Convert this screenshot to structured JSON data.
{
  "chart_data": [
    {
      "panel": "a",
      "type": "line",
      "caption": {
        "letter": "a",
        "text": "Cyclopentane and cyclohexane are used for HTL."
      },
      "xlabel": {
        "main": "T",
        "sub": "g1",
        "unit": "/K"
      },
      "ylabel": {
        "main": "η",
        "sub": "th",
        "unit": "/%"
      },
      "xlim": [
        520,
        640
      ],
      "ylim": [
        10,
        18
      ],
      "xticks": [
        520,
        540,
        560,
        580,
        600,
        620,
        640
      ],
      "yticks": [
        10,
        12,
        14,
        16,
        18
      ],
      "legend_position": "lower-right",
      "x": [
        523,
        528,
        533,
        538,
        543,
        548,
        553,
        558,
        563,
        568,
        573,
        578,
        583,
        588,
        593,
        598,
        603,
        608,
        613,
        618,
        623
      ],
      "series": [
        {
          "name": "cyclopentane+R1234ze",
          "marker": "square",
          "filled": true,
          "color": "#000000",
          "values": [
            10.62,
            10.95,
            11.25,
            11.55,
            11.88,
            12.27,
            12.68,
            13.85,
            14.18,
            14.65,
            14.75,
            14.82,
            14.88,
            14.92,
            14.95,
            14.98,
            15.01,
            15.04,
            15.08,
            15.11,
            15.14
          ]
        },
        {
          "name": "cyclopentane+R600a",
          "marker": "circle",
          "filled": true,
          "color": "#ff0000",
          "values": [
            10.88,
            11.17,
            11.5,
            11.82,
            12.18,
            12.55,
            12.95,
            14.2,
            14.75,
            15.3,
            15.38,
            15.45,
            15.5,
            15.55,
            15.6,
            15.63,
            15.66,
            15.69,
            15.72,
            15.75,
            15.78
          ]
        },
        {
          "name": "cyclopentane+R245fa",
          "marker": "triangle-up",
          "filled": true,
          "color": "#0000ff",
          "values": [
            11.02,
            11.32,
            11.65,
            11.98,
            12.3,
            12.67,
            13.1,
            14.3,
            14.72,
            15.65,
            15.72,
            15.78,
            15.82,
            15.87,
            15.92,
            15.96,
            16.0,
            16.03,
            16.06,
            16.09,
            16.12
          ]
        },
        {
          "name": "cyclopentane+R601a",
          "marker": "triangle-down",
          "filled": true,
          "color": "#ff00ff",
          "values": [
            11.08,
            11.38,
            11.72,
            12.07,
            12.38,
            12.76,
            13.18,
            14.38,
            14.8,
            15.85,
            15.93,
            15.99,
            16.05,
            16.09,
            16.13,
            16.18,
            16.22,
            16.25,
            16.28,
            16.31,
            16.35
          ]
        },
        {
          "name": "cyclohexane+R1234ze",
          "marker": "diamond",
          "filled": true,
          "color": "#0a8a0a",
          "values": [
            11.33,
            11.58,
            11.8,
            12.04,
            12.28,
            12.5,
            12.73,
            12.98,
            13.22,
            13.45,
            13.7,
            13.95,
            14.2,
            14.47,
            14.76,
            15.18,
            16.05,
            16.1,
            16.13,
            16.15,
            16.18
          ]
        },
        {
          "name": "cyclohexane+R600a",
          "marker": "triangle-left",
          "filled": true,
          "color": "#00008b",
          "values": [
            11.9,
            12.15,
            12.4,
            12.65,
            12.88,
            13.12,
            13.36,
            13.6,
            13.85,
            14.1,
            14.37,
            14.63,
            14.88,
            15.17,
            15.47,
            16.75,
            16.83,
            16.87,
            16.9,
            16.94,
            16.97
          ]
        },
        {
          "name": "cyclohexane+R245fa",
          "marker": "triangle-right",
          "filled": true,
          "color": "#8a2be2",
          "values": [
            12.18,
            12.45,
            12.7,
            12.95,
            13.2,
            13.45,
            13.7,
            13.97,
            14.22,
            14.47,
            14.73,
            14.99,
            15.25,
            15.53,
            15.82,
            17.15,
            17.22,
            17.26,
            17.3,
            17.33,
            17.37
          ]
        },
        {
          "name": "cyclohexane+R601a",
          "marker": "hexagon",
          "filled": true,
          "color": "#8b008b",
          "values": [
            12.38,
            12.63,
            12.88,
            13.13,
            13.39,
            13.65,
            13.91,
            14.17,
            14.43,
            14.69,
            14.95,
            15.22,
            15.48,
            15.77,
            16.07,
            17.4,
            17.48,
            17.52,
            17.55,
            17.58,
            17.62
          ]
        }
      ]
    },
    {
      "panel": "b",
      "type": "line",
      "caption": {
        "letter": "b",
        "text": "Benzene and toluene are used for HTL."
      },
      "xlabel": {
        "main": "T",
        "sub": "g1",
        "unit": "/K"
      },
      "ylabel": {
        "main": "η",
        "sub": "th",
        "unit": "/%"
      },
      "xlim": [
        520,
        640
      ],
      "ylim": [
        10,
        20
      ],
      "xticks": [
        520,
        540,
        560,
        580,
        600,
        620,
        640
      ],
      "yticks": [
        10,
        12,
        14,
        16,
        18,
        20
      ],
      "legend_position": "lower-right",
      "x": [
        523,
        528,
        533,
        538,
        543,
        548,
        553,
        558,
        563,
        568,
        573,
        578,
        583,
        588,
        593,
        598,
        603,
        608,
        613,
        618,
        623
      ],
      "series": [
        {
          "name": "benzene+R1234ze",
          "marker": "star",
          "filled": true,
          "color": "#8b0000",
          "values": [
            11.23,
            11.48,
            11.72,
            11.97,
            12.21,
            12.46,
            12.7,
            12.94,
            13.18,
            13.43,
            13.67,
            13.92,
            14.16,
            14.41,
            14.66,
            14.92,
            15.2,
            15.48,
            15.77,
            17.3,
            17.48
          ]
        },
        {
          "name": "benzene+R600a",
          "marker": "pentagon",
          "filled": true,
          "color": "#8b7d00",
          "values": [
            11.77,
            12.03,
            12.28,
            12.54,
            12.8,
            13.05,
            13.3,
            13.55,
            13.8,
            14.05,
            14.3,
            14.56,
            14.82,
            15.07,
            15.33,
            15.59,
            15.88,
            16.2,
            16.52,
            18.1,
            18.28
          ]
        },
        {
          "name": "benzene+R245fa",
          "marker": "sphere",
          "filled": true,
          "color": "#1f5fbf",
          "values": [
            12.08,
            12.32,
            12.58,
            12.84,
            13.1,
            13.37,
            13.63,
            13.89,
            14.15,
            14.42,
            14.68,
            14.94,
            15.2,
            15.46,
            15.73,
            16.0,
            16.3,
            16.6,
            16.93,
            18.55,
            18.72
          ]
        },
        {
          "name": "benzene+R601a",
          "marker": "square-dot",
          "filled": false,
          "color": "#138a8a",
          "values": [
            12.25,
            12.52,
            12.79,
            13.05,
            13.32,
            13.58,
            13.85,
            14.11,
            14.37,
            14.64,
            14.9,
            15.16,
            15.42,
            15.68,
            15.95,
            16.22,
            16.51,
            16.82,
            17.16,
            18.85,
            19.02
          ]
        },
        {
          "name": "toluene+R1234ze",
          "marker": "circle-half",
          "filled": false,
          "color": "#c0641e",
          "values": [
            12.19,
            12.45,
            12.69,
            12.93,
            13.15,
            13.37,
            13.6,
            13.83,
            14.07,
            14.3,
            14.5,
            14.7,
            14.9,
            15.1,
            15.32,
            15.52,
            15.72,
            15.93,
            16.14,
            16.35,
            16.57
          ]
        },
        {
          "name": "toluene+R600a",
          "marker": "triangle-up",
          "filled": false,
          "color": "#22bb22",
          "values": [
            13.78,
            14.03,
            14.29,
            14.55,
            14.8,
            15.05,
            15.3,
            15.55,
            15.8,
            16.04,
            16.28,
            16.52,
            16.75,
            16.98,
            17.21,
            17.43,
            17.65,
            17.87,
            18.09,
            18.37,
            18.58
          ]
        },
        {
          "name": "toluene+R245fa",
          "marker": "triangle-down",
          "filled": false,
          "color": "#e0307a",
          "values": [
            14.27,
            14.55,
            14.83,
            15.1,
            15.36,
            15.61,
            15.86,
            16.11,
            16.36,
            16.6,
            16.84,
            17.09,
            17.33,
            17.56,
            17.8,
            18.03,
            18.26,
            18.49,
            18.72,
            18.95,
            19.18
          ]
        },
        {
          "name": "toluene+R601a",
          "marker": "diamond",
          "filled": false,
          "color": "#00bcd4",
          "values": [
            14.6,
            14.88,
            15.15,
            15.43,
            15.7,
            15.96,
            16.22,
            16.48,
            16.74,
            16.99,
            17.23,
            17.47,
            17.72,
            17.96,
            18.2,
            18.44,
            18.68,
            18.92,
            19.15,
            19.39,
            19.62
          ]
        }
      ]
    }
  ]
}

========================================================================

* [Exercise goal]: Return every line in the listing that contains the word "text".

* [Answer for this exercise]:
        "text": "Cyclopentane and cyclohexane are used for HTL."
        "text": "Benzene and toluene are used for HTL."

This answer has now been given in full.